Exercise: Locate the string "область" in the listing below. Copy every line where it is found.

Provided data:
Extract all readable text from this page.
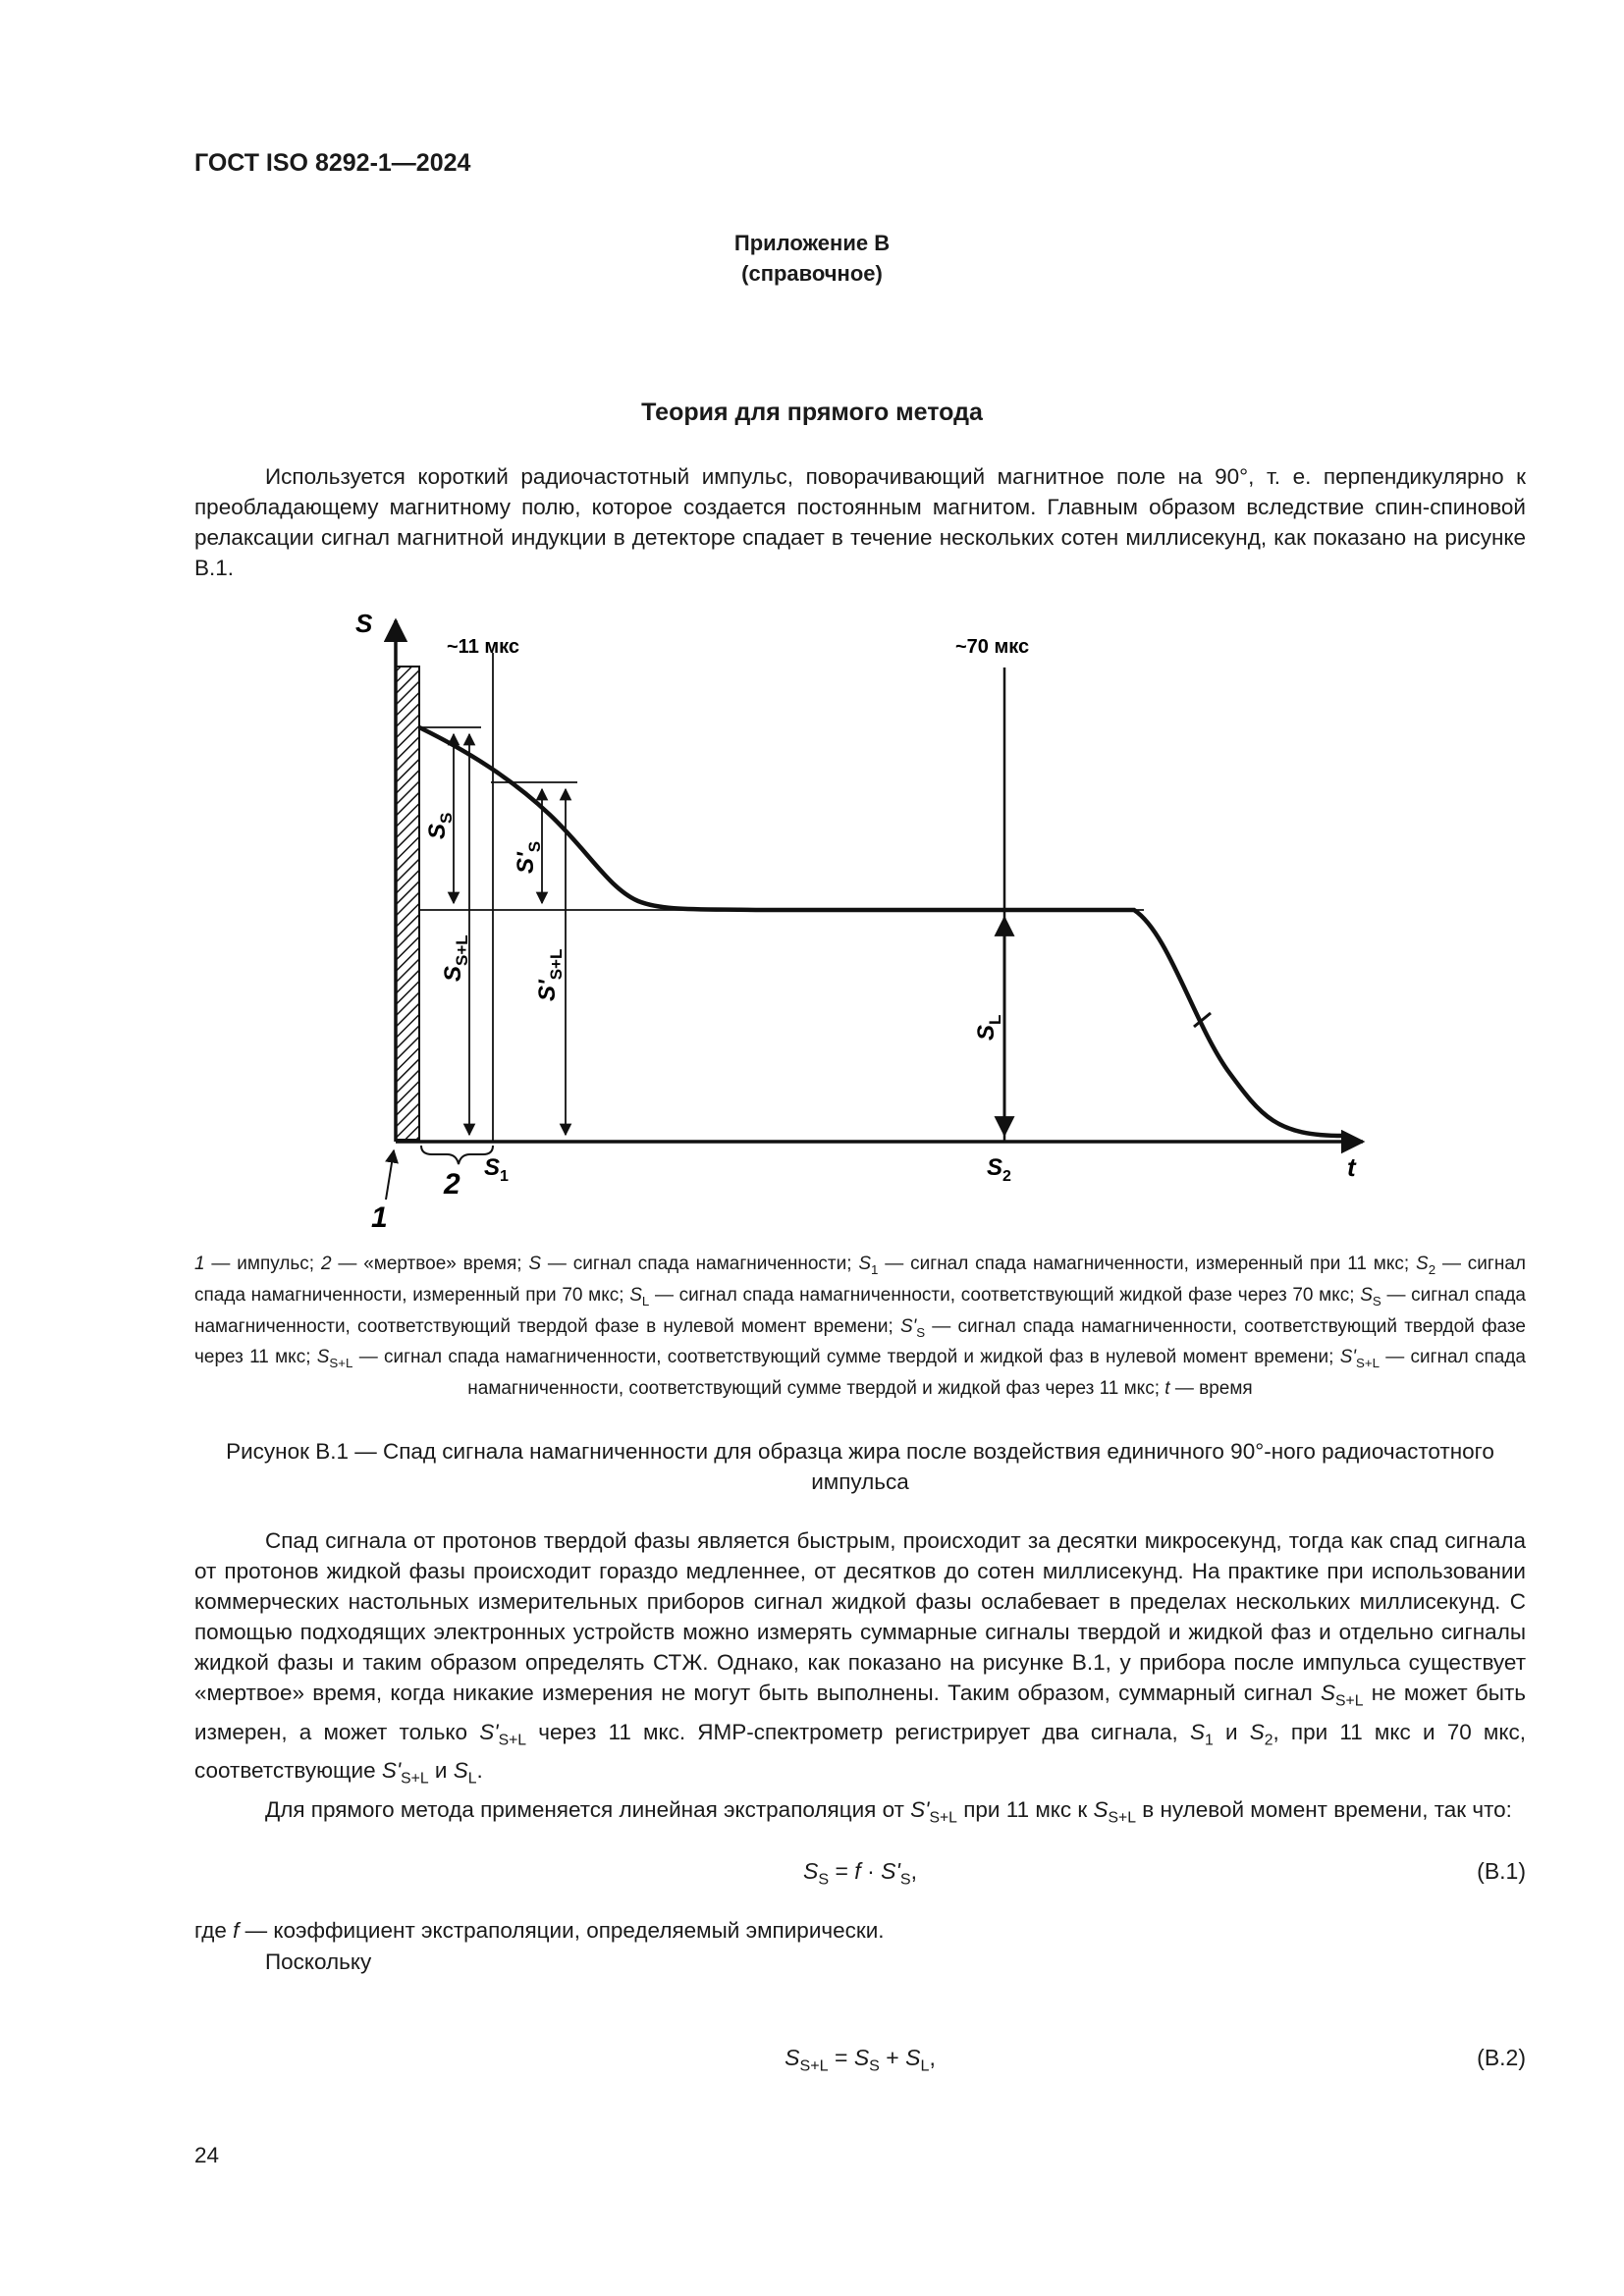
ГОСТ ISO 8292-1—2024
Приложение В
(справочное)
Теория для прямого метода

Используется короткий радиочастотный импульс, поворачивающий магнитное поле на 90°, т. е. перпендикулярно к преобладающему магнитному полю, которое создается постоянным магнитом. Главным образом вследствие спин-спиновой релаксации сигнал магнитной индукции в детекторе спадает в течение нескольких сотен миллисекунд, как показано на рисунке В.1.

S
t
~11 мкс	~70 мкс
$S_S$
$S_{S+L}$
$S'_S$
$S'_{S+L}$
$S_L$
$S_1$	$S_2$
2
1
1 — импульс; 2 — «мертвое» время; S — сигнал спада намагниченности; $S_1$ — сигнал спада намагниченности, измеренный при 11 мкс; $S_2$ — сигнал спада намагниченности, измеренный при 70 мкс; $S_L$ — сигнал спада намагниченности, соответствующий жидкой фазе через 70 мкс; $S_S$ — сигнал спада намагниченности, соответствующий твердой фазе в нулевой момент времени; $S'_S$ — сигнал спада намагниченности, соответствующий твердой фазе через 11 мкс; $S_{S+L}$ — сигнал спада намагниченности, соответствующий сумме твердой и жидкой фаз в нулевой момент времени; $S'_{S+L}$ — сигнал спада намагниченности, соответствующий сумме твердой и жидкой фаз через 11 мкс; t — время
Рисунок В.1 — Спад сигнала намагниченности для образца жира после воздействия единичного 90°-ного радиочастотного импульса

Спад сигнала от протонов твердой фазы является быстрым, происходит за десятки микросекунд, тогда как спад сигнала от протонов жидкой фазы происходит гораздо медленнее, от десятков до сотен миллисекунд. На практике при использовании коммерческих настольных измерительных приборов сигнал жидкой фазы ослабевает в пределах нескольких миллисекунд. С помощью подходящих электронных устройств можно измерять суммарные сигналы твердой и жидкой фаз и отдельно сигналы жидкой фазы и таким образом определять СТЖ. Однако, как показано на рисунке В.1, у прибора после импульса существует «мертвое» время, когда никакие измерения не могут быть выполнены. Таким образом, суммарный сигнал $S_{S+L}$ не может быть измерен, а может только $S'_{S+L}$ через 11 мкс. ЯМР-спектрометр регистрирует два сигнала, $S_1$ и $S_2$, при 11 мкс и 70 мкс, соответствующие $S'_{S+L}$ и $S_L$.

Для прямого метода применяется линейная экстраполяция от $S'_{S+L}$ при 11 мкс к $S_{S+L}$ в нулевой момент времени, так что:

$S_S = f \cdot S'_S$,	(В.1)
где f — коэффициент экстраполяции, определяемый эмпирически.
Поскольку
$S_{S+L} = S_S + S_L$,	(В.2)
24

...

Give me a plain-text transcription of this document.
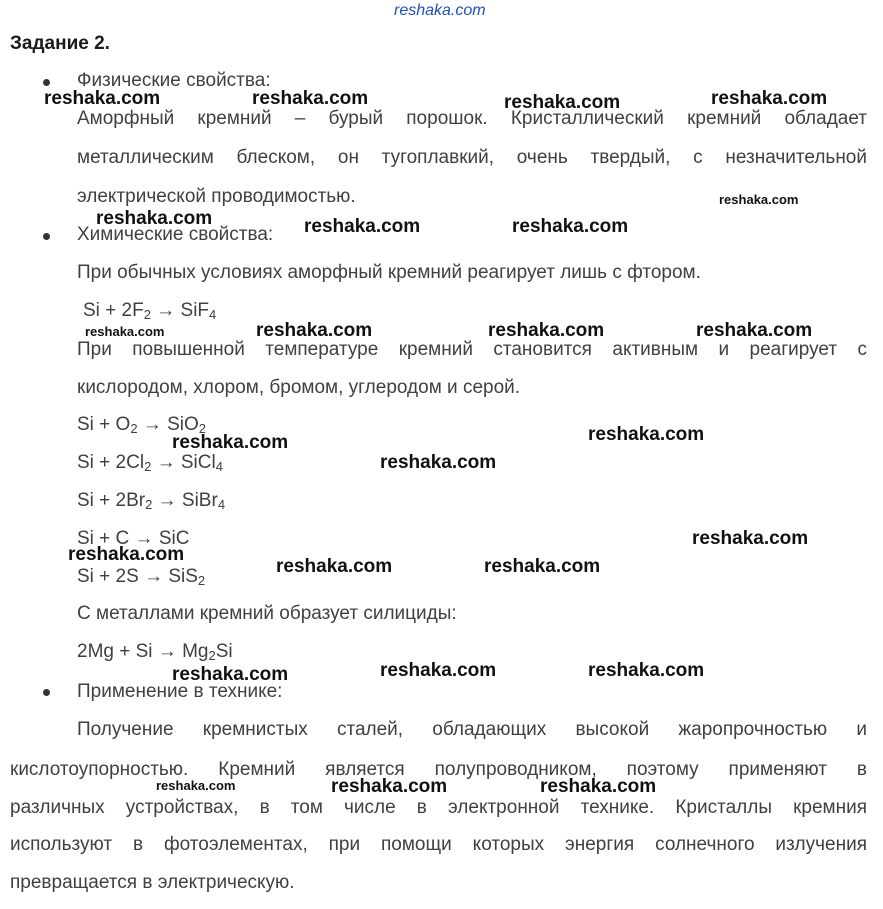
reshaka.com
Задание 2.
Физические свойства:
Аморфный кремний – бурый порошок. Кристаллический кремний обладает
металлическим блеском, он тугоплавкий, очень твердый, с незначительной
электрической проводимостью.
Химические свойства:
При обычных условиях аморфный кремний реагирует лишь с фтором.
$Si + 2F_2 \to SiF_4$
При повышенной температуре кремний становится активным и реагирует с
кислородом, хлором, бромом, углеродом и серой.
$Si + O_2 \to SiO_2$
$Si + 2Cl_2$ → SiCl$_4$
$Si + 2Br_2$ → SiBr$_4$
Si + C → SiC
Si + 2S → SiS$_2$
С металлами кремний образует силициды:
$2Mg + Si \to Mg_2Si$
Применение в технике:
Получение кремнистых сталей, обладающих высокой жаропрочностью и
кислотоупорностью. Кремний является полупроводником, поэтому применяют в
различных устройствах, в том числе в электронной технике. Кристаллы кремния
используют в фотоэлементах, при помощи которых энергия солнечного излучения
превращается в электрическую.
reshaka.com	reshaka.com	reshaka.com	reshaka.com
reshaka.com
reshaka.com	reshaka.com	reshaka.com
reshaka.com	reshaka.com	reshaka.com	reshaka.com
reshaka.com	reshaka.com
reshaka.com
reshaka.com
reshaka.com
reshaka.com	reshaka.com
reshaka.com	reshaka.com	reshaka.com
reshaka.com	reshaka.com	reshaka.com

--

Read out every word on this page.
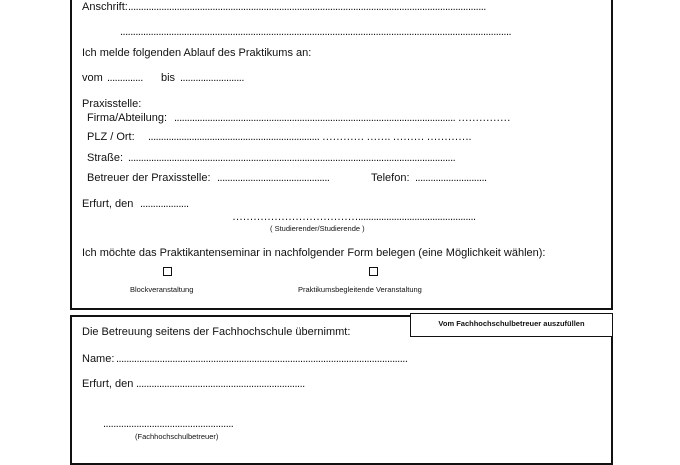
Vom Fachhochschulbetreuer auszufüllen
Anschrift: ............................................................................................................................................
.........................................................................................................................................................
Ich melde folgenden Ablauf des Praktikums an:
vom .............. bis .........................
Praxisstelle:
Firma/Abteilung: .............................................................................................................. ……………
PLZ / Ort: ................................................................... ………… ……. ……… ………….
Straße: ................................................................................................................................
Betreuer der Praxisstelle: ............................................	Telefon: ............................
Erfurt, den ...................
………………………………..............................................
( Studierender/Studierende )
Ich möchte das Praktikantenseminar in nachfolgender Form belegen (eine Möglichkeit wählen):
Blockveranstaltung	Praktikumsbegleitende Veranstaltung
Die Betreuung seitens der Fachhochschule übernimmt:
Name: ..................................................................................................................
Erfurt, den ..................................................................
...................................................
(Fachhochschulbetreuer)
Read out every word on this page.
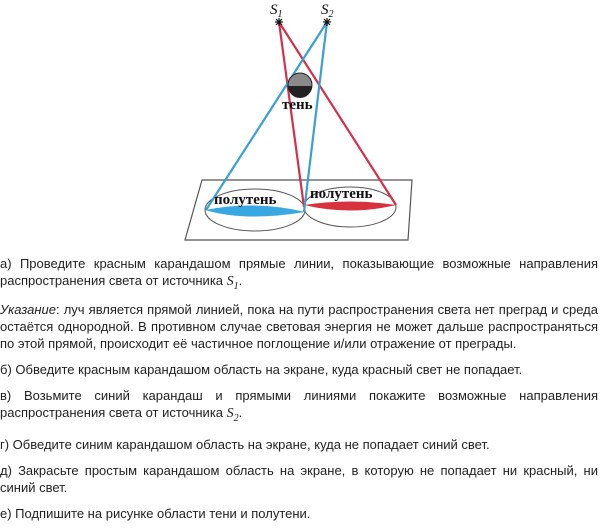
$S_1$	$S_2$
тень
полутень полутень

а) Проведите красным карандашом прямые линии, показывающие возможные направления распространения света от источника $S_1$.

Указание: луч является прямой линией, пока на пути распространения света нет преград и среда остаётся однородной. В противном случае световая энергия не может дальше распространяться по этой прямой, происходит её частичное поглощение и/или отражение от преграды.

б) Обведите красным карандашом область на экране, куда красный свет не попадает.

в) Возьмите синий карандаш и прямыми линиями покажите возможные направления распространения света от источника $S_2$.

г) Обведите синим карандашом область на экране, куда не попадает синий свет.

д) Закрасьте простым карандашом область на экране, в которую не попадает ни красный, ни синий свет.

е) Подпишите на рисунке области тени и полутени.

Written reply:
б) Обведите красным карандашом область на экране, куда красный свет не попадает.
г) Обведите синим карандашом область на экране, куда не попадает синий свет.
д) Закрасьте простым карандашом область на экране, в которую не попадает ни красный, ни синий свет.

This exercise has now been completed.